» **Written task**
Copy out every line below verbatim, leaving out the pictures.
-- begin Extracted entries --
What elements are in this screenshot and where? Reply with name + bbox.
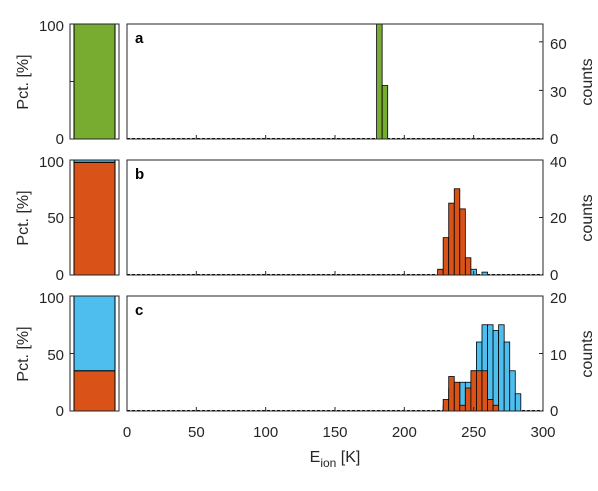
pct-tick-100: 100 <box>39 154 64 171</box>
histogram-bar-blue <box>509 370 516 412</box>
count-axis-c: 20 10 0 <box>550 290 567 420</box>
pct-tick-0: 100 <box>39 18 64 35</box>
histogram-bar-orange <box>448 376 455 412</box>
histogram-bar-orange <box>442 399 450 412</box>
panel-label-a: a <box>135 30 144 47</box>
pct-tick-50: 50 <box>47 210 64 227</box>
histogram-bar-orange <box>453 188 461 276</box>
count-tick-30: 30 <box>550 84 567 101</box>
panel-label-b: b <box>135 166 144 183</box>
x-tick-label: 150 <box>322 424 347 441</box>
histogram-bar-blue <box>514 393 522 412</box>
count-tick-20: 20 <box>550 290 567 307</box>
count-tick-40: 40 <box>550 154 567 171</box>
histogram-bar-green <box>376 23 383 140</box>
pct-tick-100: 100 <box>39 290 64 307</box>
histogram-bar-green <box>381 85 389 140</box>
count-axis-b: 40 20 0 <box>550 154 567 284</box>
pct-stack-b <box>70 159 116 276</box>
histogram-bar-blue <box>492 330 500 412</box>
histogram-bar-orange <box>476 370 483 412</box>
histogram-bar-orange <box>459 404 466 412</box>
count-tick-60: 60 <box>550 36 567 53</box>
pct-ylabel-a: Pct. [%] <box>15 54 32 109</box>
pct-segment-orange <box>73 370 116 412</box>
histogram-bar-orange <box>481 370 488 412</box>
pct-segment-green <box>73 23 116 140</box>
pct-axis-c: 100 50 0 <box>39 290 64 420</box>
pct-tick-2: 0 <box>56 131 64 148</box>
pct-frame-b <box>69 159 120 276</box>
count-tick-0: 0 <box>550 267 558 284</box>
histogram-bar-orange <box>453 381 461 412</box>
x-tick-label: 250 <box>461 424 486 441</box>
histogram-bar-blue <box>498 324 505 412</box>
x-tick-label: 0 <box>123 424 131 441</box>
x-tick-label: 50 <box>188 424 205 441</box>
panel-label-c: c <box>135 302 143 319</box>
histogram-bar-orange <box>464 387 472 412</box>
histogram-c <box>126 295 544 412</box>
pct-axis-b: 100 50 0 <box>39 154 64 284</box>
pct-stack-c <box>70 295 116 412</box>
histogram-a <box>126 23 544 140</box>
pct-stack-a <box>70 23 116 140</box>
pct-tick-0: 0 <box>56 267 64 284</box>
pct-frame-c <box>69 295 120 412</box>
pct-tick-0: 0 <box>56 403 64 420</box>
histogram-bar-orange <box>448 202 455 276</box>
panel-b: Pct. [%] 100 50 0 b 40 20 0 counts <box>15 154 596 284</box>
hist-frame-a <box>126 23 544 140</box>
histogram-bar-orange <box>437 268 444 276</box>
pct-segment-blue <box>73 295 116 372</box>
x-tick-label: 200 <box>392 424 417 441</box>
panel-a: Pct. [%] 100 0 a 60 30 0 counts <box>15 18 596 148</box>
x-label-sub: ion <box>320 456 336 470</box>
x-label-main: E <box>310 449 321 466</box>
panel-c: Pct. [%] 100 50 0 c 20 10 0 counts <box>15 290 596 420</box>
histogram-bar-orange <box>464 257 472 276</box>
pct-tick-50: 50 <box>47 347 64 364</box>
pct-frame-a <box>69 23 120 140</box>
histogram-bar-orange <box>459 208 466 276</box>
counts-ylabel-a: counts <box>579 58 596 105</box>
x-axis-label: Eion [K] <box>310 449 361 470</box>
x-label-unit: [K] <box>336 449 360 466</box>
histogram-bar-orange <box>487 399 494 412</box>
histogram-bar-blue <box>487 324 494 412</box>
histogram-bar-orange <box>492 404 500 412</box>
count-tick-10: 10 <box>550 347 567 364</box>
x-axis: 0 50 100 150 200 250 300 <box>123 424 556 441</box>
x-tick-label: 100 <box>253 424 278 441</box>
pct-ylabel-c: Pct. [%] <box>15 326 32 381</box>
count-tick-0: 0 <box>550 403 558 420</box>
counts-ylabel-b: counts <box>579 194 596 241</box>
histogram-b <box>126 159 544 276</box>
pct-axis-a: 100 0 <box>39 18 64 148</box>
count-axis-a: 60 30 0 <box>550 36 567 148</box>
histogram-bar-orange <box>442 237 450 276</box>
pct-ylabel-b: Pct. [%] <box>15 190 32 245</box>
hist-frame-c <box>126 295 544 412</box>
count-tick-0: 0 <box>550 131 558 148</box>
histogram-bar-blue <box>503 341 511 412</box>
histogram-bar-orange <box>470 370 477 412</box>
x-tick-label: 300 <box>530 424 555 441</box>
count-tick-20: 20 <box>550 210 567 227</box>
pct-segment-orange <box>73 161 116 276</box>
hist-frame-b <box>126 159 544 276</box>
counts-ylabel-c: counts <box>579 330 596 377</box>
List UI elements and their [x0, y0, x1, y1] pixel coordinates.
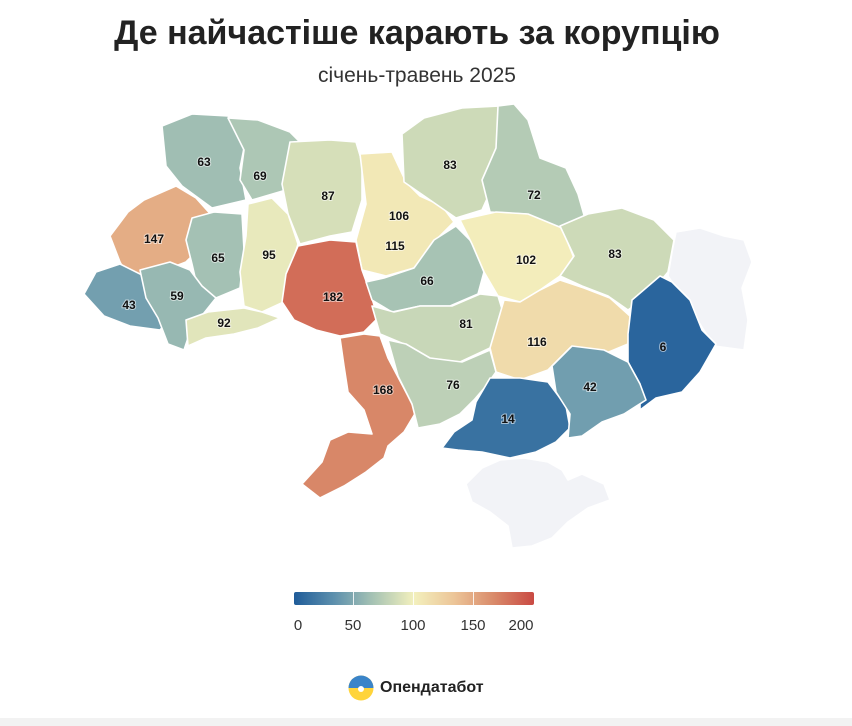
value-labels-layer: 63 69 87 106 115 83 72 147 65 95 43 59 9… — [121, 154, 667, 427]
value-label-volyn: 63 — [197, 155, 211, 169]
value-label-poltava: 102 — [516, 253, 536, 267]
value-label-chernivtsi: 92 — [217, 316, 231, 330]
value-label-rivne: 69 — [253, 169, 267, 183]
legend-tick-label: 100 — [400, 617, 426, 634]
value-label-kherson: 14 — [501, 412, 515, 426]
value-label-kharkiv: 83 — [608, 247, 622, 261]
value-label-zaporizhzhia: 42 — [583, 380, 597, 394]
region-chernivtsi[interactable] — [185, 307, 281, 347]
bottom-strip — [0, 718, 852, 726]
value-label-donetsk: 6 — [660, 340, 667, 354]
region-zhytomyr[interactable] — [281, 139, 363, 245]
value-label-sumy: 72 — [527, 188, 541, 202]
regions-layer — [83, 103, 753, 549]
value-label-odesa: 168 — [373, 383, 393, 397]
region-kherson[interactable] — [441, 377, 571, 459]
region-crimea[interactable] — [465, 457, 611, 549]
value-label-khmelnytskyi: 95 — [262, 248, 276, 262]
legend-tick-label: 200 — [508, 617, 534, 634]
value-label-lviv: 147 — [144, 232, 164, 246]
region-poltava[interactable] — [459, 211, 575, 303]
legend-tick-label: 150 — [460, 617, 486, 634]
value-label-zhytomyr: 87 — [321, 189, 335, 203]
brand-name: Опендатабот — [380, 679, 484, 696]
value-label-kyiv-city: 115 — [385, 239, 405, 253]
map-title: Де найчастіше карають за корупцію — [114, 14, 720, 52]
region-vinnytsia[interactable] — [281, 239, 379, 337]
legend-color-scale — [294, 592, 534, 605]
-- end Extracted entries --
» **Final result**
What elements are in this screenshot and where? Reply with name + bbox.
pct-tick-100: 100 <box>39 154 64 171</box>
histogram-bar-blue <box>509 370 516 412</box>
count-axis-c: 20 10 0 <box>550 290 567 420</box>
pct-tick-0: 100 <box>39 18 64 35</box>
histogram-bar-orange <box>448 376 455 412</box>
histogram-bar-orange <box>442 399 450 412</box>
panel-label-a: a <box>135 30 144 47</box>
pct-tick-50: 50 <box>47 210 64 227</box>
histogram-bar-orange <box>453 188 461 276</box>
count-tick-30: 30 <box>550 84 567 101</box>
panel-label-b: b <box>135 166 144 183</box>
x-tick-label: 150 <box>322 424 347 441</box>
histogram-bar-blue <box>514 393 522 412</box>
count-tick-20: 20 <box>550 290 567 307</box>
count-tick-40: 40 <box>550 154 567 171</box>
histogram-bar-green <box>376 23 383 140</box>
pct-tick-100: 100 <box>39 290 64 307</box>
histogram-bar-green <box>381 85 389 140</box>
count-axis-b: 40 20 0 <box>550 154 567 284</box>
pct-stack-b <box>70 159 116 276</box>
histogram-bar-blue <box>492 330 500 412</box>
histogram-bar-orange <box>476 370 483 412</box>
histogram-bar-orange <box>459 404 466 412</box>
count-tick-60: 60 <box>550 36 567 53</box>
pct-ylabel-a: Pct. [%] <box>15 54 32 109</box>
pct-segment-orange <box>73 370 116 412</box>
histogram-bar-orange <box>481 370 488 412</box>
pct-segment-green <box>73 23 116 140</box>
pct-axis-c: 100 50 0 <box>39 290 64 420</box>
pct-tick-2: 0 <box>56 131 64 148</box>
pct-frame-b <box>69 159 120 276</box>
count-tick-0: 0 <box>550 267 558 284</box>
histogram-bar-orange <box>453 381 461 412</box>
x-tick-label: 250 <box>461 424 486 441</box>
histogram-bar-blue <box>498 324 505 412</box>
x-tick-label: 0 <box>123 424 131 441</box>
x-tick-label: 50 <box>188 424 205 441</box>
panel-label-c: c <box>135 302 143 319</box>
histogram-bar-orange <box>464 387 472 412</box>
histogram-c <box>126 295 544 412</box>
pct-axis-b: 100 50 0 <box>39 154 64 284</box>
pct-stack-c <box>70 295 116 412</box>
histogram-a <box>126 23 544 140</box>
pct-stack-a <box>70 23 116 140</box>
pct-tick-0: 0 <box>56 267 64 284</box>
pct-frame-c <box>69 295 120 412</box>
pct-tick-0: 0 <box>56 403 64 420</box>
histogram-bar-orange <box>448 202 455 276</box>
panel-b: Pct. [%] 100 50 0 b 40 20 0 counts <box>15 154 596 284</box>
hist-frame-a <box>126 23 544 140</box>
histogram-bar-orange <box>437 268 444 276</box>
pct-segment-blue <box>73 295 116 372</box>
x-tick-label: 200 <box>392 424 417 441</box>
panel-a: Pct. [%] 100 0 a 60 30 0 counts <box>15 18 596 148</box>
x-label-sub: ion <box>320 456 336 470</box>
x-label-main: E <box>310 449 321 466</box>
panel-c: Pct. [%] 100 50 0 c 20 10 0 counts <box>15 290 596 420</box>
histogram-bar-orange <box>464 257 472 276</box>
pct-tick-50: 50 <box>47 347 64 364</box>
pct-frame-a <box>69 23 120 140</box>
histogram-bar-orange <box>459 208 466 276</box>
counts-ylabel-a: counts <box>579 58 596 105</box>
x-axis-label: Eion [K] <box>310 449 361 470</box>
x-label-unit: [K] <box>336 449 360 466</box>
histogram-bar-orange <box>487 399 494 412</box>
histogram-bar-blue <box>487 324 494 412</box>
histogram-bar-orange <box>492 404 500 412</box>
count-tick-10: 10 <box>550 347 567 364</box>
x-axis: 0 50 100 150 200 250 300 <box>123 424 556 441</box>
x-tick-label: 100 <box>253 424 278 441</box>
pct-ylabel-c: Pct. [%] <box>15 326 32 381</box>
count-tick-0: 0 <box>550 403 558 420</box>
counts-ylabel-b: counts <box>579 194 596 241</box>
histogram-b <box>126 159 544 276</box>
pct-axis-a: 100 0 <box>39 18 64 148</box>
count-axis-a: 60 30 0 <box>550 36 567 148</box>
histogram-bar-orange <box>442 237 450 276</box>
pct-ylabel-b: Pct. [%] <box>15 190 32 245</box>
hist-frame-c <box>126 295 544 412</box>
count-tick-0: 0 <box>550 131 558 148</box>
histogram-bar-blue <box>503 341 511 412</box>
histogram-bar-orange <box>470 370 477 412</box>
x-tick-label: 300 <box>530 424 555 441</box>
count-tick-20: 20 <box>550 210 567 227</box>
pct-segment-orange <box>73 161 116 276</box>
hist-frame-b <box>126 159 544 276</box>
counts-ylabel-c: counts <box>579 330 596 377</box>
List UI elements and their [x0, y0, x1, y1] pixel coordinates.
value-labels-layer: 63 69 87 106 115 83 72 147 65 95 43 59 9… — [121, 154, 667, 427]
value-label-volyn: 63 — [197, 155, 211, 169]
value-label-poltava: 102 — [516, 253, 536, 267]
value-label-chernivtsi: 92 — [217, 316, 231, 330]
value-label-rivne: 69 — [253, 169, 267, 183]
legend-tick-label: 100 — [400, 617, 426, 634]
value-label-kherson: 14 — [501, 412, 515, 426]
value-label-kharkiv: 83 — [608, 247, 622, 261]
value-label-zaporizhzhia: 42 — [583, 380, 597, 394]
region-chernivtsi[interactable] — [185, 307, 281, 347]
bottom-strip — [0, 718, 852, 726]
value-label-donetsk: 6 — [660, 340, 667, 354]
region-zhytomyr[interactable] — [281, 139, 363, 245]
value-label-sumy: 72 — [527, 188, 541, 202]
regions-layer — [83, 103, 753, 549]
value-label-odesa: 168 — [373, 383, 393, 397]
region-kherson[interactable] — [441, 377, 571, 459]
region-crimea[interactable] — [465, 457, 611, 549]
value-label-khmelnytskyi: 95 — [262, 248, 276, 262]
legend-tick-label: 200 — [508, 617, 534, 634]
value-label-lviv: 147 — [144, 232, 164, 246]
region-poltava[interactable] — [459, 211, 575, 303]
legend-tick-label: 150 — [460, 617, 486, 634]
value-label-zhytomyr: 87 — [321, 189, 335, 203]
brand-name: Опендатабот — [380, 679, 484, 696]
value-label-kyiv-city: 115 — [385, 239, 405, 253]
map-title: Де найчастіше карають за корупцію — [114, 14, 720, 52]
region-vinnytsia[interactable] — [281, 239, 379, 337]
legend-color-scale — [294, 592, 534, 605]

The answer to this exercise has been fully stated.